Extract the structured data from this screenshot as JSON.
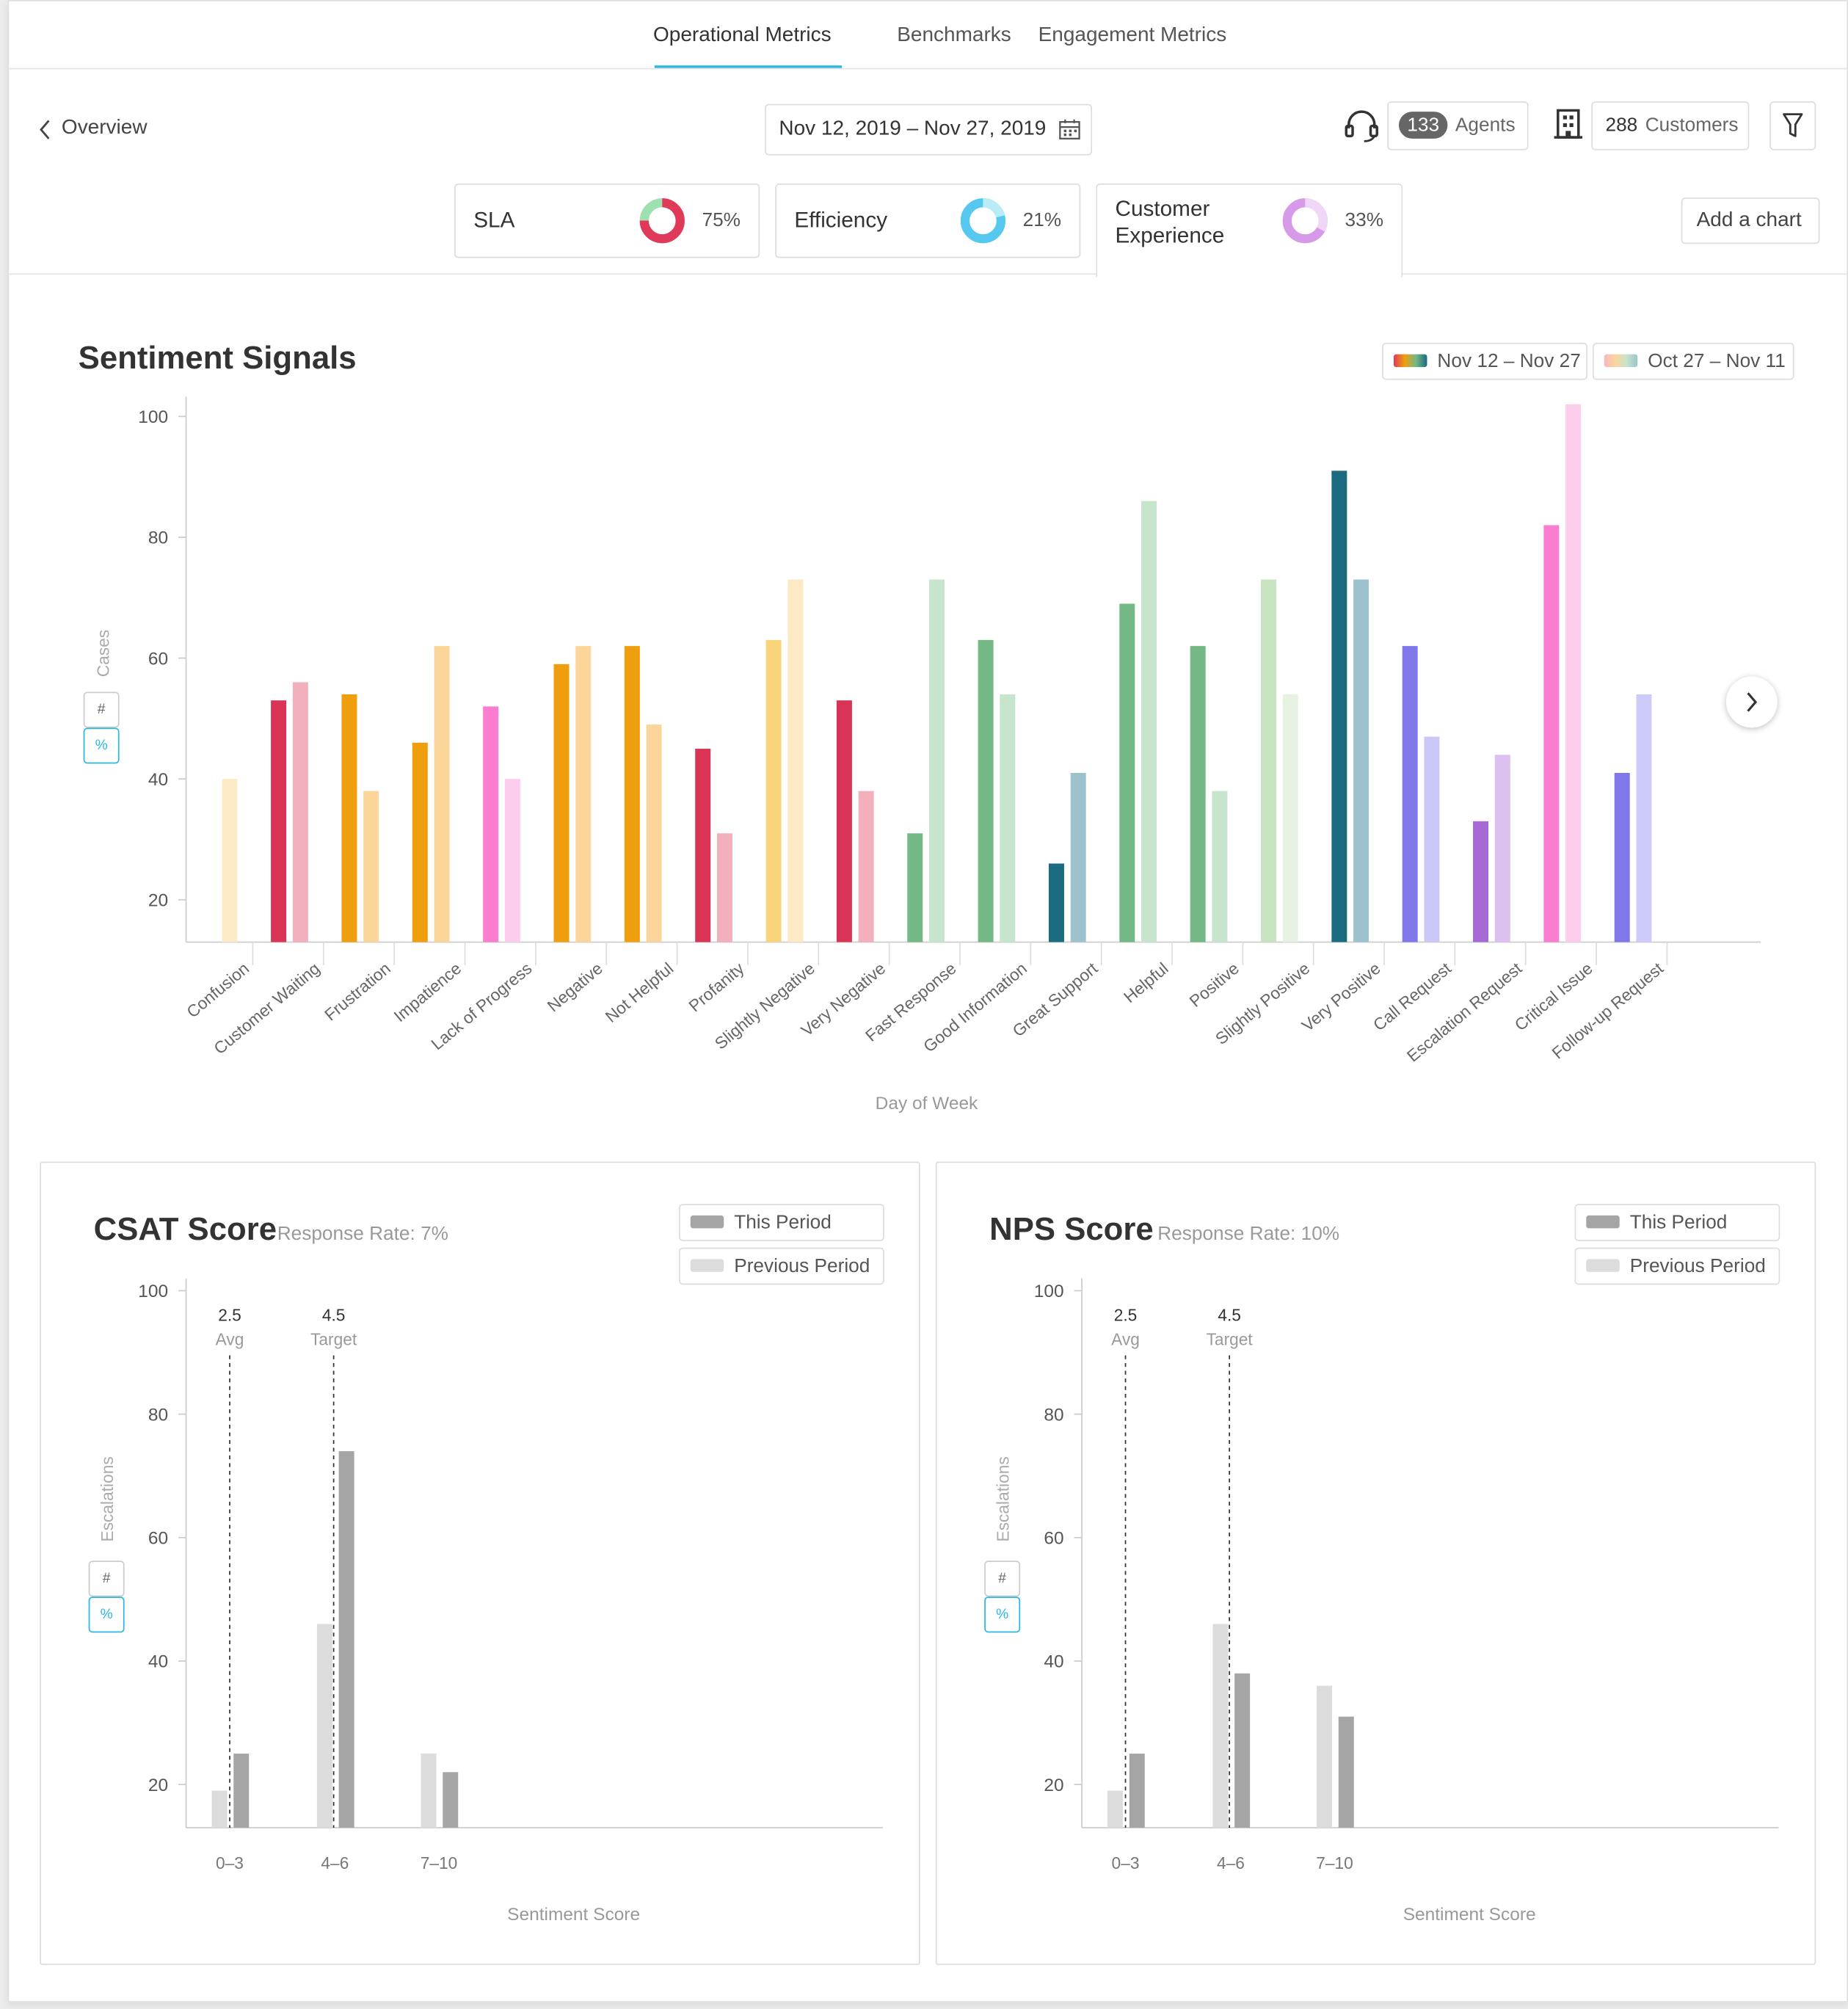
{
  "tabs": [
    {
      "label": "Operational Metrics",
      "active": true
    },
    {
      "label": "Benchmarks",
      "active": false
    },
    {
      "label": "Engagement Metrics",
      "active": false
    }
  ],
  "header": {
    "back_label": "Overview",
    "date_range": "Nov 12, 2019 – Nov 27, 2019",
    "agents_count": "133",
    "agents_label": "Agents",
    "customers_count": "288",
    "customers_label": "Customers",
    "icons": {
      "back": "chevron-left-icon",
      "calendar": "calendar-icon",
      "agents": "headset-icon",
      "customers": "building-icon",
      "filter": "funnel-icon"
    }
  },
  "kpis": [
    {
      "label": "SLA",
      "value": "75%",
      "fraction": 0.75,
      "colors": [
        "#e0395a",
        "#9fe0b0"
      ]
    },
    {
      "label": "Efficiency",
      "value": "21%",
      "fraction": 0.21,
      "colors": [
        "#b9ecf7",
        "#56c8f0"
      ]
    },
    {
      "label": "Customer Experience",
      "value": "33%",
      "fraction": 0.33,
      "colors": [
        "#f1d7f7",
        "#d79ae8"
      ]
    }
  ],
  "add_chart_label": "Add a chart",
  "toggles": {
    "count": "#",
    "percent": "%"
  },
  "sentiment": {
    "title": "Sentiment Signals",
    "legend": [
      "Nov 12 – Nov 27",
      "Oct 27 – Nov 11"
    ],
    "chart_data": {
      "type": "bar",
      "title": "Sentiment Signals",
      "xlabel": "Day of Week",
      "ylabel": "Cases",
      "ylim": [
        13,
        102
      ],
      "yticks": [
        20,
        40,
        60,
        80,
        100
      ],
      "categories": [
        "Confusion",
        "Customer Waiting",
        "Frustration",
        "Impatience",
        "Lack of Progress",
        "Negative",
        "Not Helpful",
        "Profanity",
        "Slightly Negative",
        "Very Negative",
        "Fast Response",
        "Good Information",
        "Great Support",
        "Helpful",
        "Positive",
        "Slightly Positive",
        "Very Positive",
        "Call Request",
        "Escalation Request",
        "Critical Issue",
        "Follow-up Request"
      ],
      "series": [
        {
          "name": "Nov 12 – Nov 27",
          "values": [
            null,
            53,
            54,
            46,
            52,
            59,
            62,
            45,
            63,
            53,
            31,
            63,
            26,
            69,
            62,
            73,
            91,
            62,
            33,
            82,
            41
          ]
        },
        {
          "name": "Oct 27 – Nov 11",
          "values": [
            40,
            56,
            38,
            62,
            40,
            62,
            49,
            31,
            73,
            38,
            73,
            54,
            41,
            86,
            38,
            54,
            73,
            47,
            44,
            102,
            54
          ]
        }
      ],
      "colors_current": [
        "#f4d6a0",
        "#d93456",
        "#ef9f0e",
        "#ef9f0e",
        "#fb7dd0",
        "#ef9f0e",
        "#ef9f0e",
        "#d93456",
        "#fad37d",
        "#d93456",
        "#74b985",
        "#74b985",
        "#1a6a80",
        "#74b985",
        "#74b985",
        "#c7e3c0",
        "#1a6a80",
        "#7f78ea",
        "#a769d6",
        "#fb7dd0",
        "#7f78ea"
      ],
      "colors_previous": [
        "#fdebc7",
        "#f1b0bc",
        "#fcd59a",
        "#fcd59a",
        "#fdcdf0",
        "#fcd59a",
        "#fcd59a",
        "#f1b0bc",
        "#fde9c3",
        "#f1b0bc",
        "#c7e4cc",
        "#c7e4cc",
        "#9dc2cd",
        "#c7e4cc",
        "#c7e4cc",
        "#e6f3e2",
        "#9dc2cd",
        "#cbc7f7",
        "#dcc1f0",
        "#fdcdec",
        "#cfcbf8"
      ]
    }
  },
  "csat": {
    "title": "CSAT Score",
    "subtitle": "Response Rate: 7%",
    "legend": [
      "This Period",
      "Previous Period"
    ],
    "markers": [
      {
        "value": "2.5",
        "label": "Avg"
      },
      {
        "value": "4.5",
        "label": "Target"
      }
    ],
    "chart_data": {
      "type": "bar",
      "title": "CSAT Score",
      "xlabel": "Sentiment Score",
      "ylabel": "Escalations",
      "ylim": [
        13,
        102
      ],
      "yticks": [
        20,
        40,
        60,
        80,
        100
      ],
      "categories": [
        "0–3",
        "4–6",
        "7–10"
      ],
      "series": [
        {
          "name": "Previous Period",
          "values": [
            19,
            46,
            25
          ]
        },
        {
          "name": "This Period",
          "values": [
            25,
            74,
            22
          ]
        }
      ]
    }
  },
  "nps": {
    "title": "NPS Score",
    "subtitle": "Response Rate: 10%",
    "legend": [
      "This Period",
      "Previous Period"
    ],
    "markers": [
      {
        "value": "2.5",
        "label": "Avg"
      },
      {
        "value": "4.5",
        "label": "Target"
      }
    ],
    "chart_data": {
      "type": "bar",
      "title": "NPS Score",
      "xlabel": "Sentiment Score",
      "ylabel": "Escalations",
      "ylim": [
        13,
        102
      ],
      "yticks": [
        20,
        40,
        60,
        80,
        100
      ],
      "categories": [
        "0–3",
        "4–6",
        "7–10"
      ],
      "series": [
        {
          "name": "Previous Period",
          "values": [
            19,
            46,
            36
          ]
        },
        {
          "name": "This Period",
          "values": [
            25,
            38,
            31
          ]
        }
      ]
    }
  },
  "colors": {
    "accent": "#2bb8e0",
    "this_period": "#a5a5a5",
    "previous_period": "#dcdcdc"
  }
}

- _Task to complete_
Omit the pictures, then output the rest of the listing exactly.

- _Task result_
Extract the structured data from this screenshot as JSON.
{
  "tabs": [
    {
      "label": "Operational Metrics",
      "active": true
    },
    {
      "label": "Benchmarks",
      "active": false
    },
    {
      "label": "Engagement Metrics",
      "active": false
    }
  ],
  "header": {
    "back_label": "Overview",
    "date_range": "Nov 12, 2019 – Nov 27, 2019",
    "agents_count": "133",
    "agents_label": "Agents",
    "customers_count": "288",
    "customers_label": "Customers",
    "icons": {
      "back": "chevron-left-icon",
      "calendar": "calendar-icon",
      "agents": "headset-icon",
      "customers": "building-icon",
      "filter": "funnel-icon"
    }
  },
  "kpis": [
    {
      "label": "SLA",
      "value": "75%",
      "fraction": 0.75,
      "colors": [
        "#e0395a",
        "#9fe0b0"
      ]
    },
    {
      "label": "Efficiency",
      "value": "21%",
      "fraction": 0.21,
      "colors": [
        "#b9ecf7",
        "#56c8f0"
      ]
    },
    {
      "label": "Customer Experience",
      "value": "33%",
      "fraction": 0.33,
      "colors": [
        "#f1d7f7",
        "#d79ae8"
      ]
    }
  ],
  "add_chart_label": "Add a chart",
  "toggles": {
    "count": "#",
    "percent": "%"
  },
  "sentiment": {
    "title": "Sentiment Signals",
    "legend": [
      "Nov 12 – Nov 27",
      "Oct 27 – Nov 11"
    ],
    "chart_data": {
      "type": "bar",
      "title": "Sentiment Signals",
      "xlabel": "Day of Week",
      "ylabel": "Cases",
      "ylim": [
        13,
        102
      ],
      "yticks": [
        20,
        40,
        60,
        80,
        100
      ],
      "categories": [
        "Confusion",
        "Customer Waiting",
        "Frustration",
        "Impatience",
        "Lack of Progress",
        "Negative",
        "Not Helpful",
        "Profanity",
        "Slightly Negative",
        "Very Negative",
        "Fast Response",
        "Good Information",
        "Great Support",
        "Helpful",
        "Positive",
        "Slightly Positive",
        "Very Positive",
        "Call Request",
        "Escalation Request",
        "Critical Issue",
        "Follow-up Request"
      ],
      "series": [
        {
          "name": "Nov 12 – Nov 27",
          "values": [
            null,
            53,
            54,
            46,
            52,
            59,
            62,
            45,
            63,
            53,
            31,
            63,
            26,
            69,
            62,
            73,
            91,
            62,
            33,
            82,
            41
          ]
        },
        {
          "name": "Oct 27 – Nov 11",
          "values": [
            40,
            56,
            38,
            62,
            40,
            62,
            49,
            31,
            73,
            38,
            73,
            54,
            41,
            86,
            38,
            54,
            73,
            47,
            44,
            102,
            54
          ]
        }
      ],
      "colors_current": [
        "#f4d6a0",
        "#d93456",
        "#ef9f0e",
        "#ef9f0e",
        "#fb7dd0",
        "#ef9f0e",
        "#ef9f0e",
        "#d93456",
        "#fad37d",
        "#d93456",
        "#74b985",
        "#74b985",
        "#1a6a80",
        "#74b985",
        "#74b985",
        "#c7e3c0",
        "#1a6a80",
        "#7f78ea",
        "#a769d6",
        "#fb7dd0",
        "#7f78ea"
      ],
      "colors_previous": [
        "#fdebc7",
        "#f1b0bc",
        "#fcd59a",
        "#fcd59a",
        "#fdcdf0",
        "#fcd59a",
        "#fcd59a",
        "#f1b0bc",
        "#fde9c3",
        "#f1b0bc",
        "#c7e4cc",
        "#c7e4cc",
        "#9dc2cd",
        "#c7e4cc",
        "#c7e4cc",
        "#e6f3e2",
        "#9dc2cd",
        "#cbc7f7",
        "#dcc1f0",
        "#fdcdec",
        "#cfcbf8"
      ]
    }
  },
  "csat": {
    "title": "CSAT Score",
    "subtitle": "Response Rate: 7%",
    "legend": [
      "This Period",
      "Previous Period"
    ],
    "markers": [
      {
        "value": "2.5",
        "label": "Avg"
      },
      {
        "value": "4.5",
        "label": "Target"
      }
    ],
    "chart_data": {
      "type": "bar",
      "title": "CSAT Score",
      "xlabel": "Sentiment Score",
      "ylabel": "Escalations",
      "ylim": [
        13,
        102
      ],
      "yticks": [
        20,
        40,
        60,
        80,
        100
      ],
      "categories": [
        "0–3",
        "4–6",
        "7–10"
      ],
      "series": [
        {
          "name": "Previous Period",
          "values": [
            19,
            46,
            25
          ]
        },
        {
          "name": "This Period",
          "values": [
            25,
            74,
            22
          ]
        }
      ]
    }
  },
  "nps": {
    "title": "NPS Score",
    "subtitle": "Response Rate: 10%",
    "legend": [
      "This Period",
      "Previous Period"
    ],
    "markers": [
      {
        "value": "2.5",
        "label": "Avg"
      },
      {
        "value": "4.5",
        "label": "Target"
      }
    ],
    "chart_data": {
      "type": "bar",
      "title": "NPS Score",
      "xlabel": "Sentiment Score",
      "ylabel": "Escalations",
      "ylim": [
        13,
        102
      ],
      "yticks": [
        20,
        40,
        60,
        80,
        100
      ],
      "categories": [
        "0–3",
        "4–6",
        "7–10"
      ],
      "series": [
        {
          "name": "Previous Period",
          "values": [
            19,
            46,
            36
          ]
        },
        {
          "name": "This Period",
          "values": [
            25,
            38,
            31
          ]
        }
      ]
    }
  },
  "colors": {
    "accent": "#2bb8e0",
    "this_period": "#a5a5a5",
    "previous_period": "#dcdcdc"
  }
}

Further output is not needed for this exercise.